**Trecho fornecido:**
§ §

Linaldo - Além de organizador, você comparece no livro com ensaio sobre "Mulheres de Atenas", em que aborda a condição da mulher e/ou da esposa na Grécia antiga. A bela canção de Chico, em parceria com Boal, representa realmente uma metáfora da submissão feminina?

Rinaldo - Certamente. Afirmo em meu ensaio que "Mulheres de Atenas" se inscreve entre as principais produções da MPB que tratam, por um lado (e sobretudo), da condição feminina e, por outro, da condição masculina na família patriarcal. A canção aborda particularmente o conformismo da mulher num tipo de relação conjugal em que prevalece a vontade (ou o comando exclusivo) do homem. É uma letra muito forte, riquíssima...

Linaldo - Falar nisso, Chico Buarque é especialista em deixar vazar seu eu-lírico feminino em suas canções, fato raro em nossa MPB. Como você avalia essa característica tão presente nas composições do autor de "Bárbara"?

Rinaldo - Isso, em poesia, não é novidade. Já é uma tradição que vem pelo menos da Idade Média. Mas o curioso é que Chico nunca teve receio de compor mas de cantar no feminino. Ele aprendeu a cantar no feminino com o Ari Barroso. Chico disse isso numa entrevista que me concedeu em 1995. À época, ele afirmou: " Um homem podia compor uma canção no feminino, mas parecia estranho que ele a cantasse. Engraçado isso. Foi depois que eu ouvi o disco do Ari Barroso, com aquela voz rascante, cantando 'Camisa amarela' no feminino... Soava muito estranho naquele tempo. Para mim, soava estranho. E não se ouvia muito um homem cantar no feminino".

§ §

**Dados fornecidos:**
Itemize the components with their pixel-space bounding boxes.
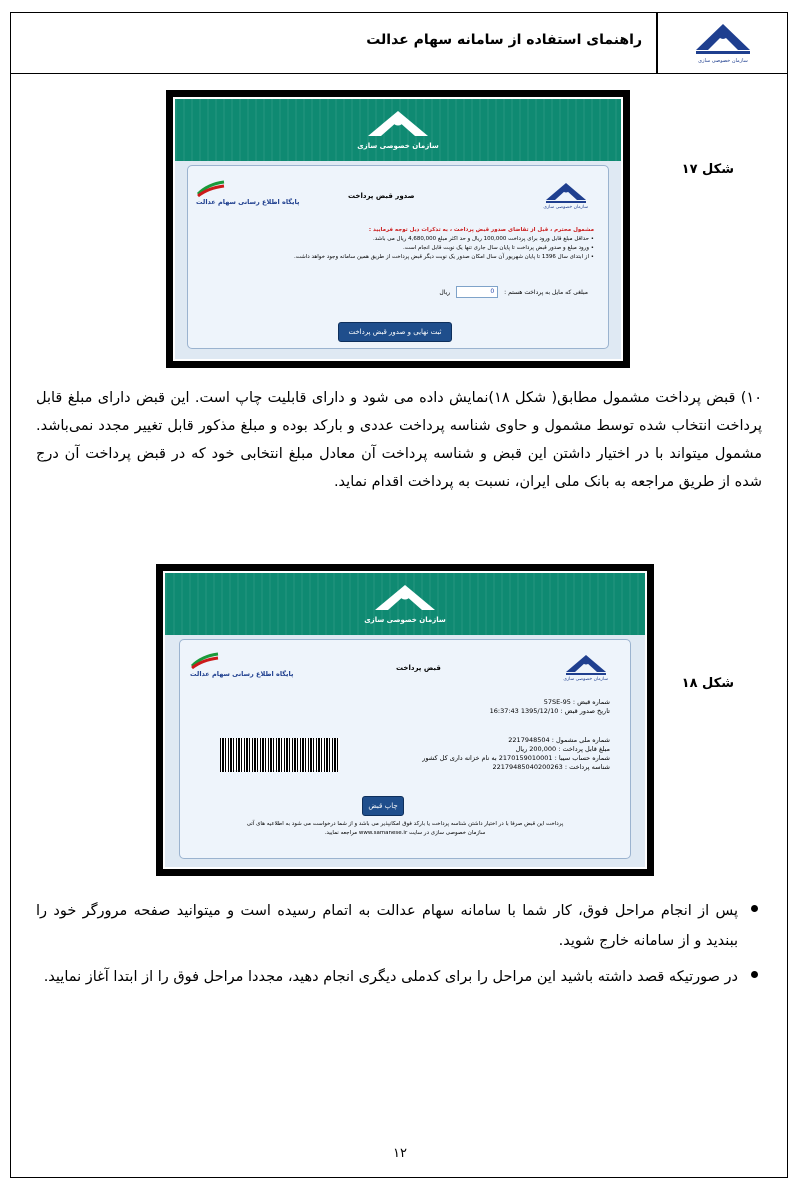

§ §

**Trabalho pedido:**
**A)** Na entrevista sobre Chico Buarque, com quem ele aprendeu a cantar no feminino?
**B)** Retome a entrevista sobre Chico Buarque a partir do ponto em que o trecho termina.
Os dados não têm papel nenhum aqui.

**Lista de respostas:**
**A)** Com Ari Barroso.

**B)**
Linaldo - Na virada do século XX para o XXI a IstoÉ elegeu Chico Buarque o músico brasileiro do século. Você concorda com essa avaliação? Por quê?

Rinaldo - Não sei como a revista fez a pesquisa para chegar a tal conclusão. Mas acho que o Chico, se não é o melhor, certamente está entre os melhores...

Linaldo - Chico Buarque é um caso raro em nossa Música Popular Brasileira. Autor de grande sucesso popular nas décadas de 60/70, costuma fugir um pouco da mídia, evitando a superexposição. Isso tem contribuído para criar um mito em torno do artista?

Rinaldo - Não. Acho que Chico é tímido mesmo. Eu notei isso quando o entrevistei. Há artistas que não gostam de se expor - é um traço da personalidade deles. E há outros que são exatamente o contrário - adoram estar na mídia. Mas cada um é cada um. Por outro lado, não vejo o fato de um artista aparecer sempre na mídia como sendo algo necessariamente ruim. Caetano Veloso costuma estar na mídia - mas é um artista extraordinário... Os artistas que costumam nos cansar na mídia são aqueles sem muito valor, de pouca qualidade, e que infelizmente são a maioria. Estes, sim, cansam...

Linaldo - E o Chico romancista? Quando lançou "Estorvo", muitos o criticaram e acharam que aquilo era apenas diletantismo do compositor popular. Hoje você diria que a carreira literária dele já está consolidada?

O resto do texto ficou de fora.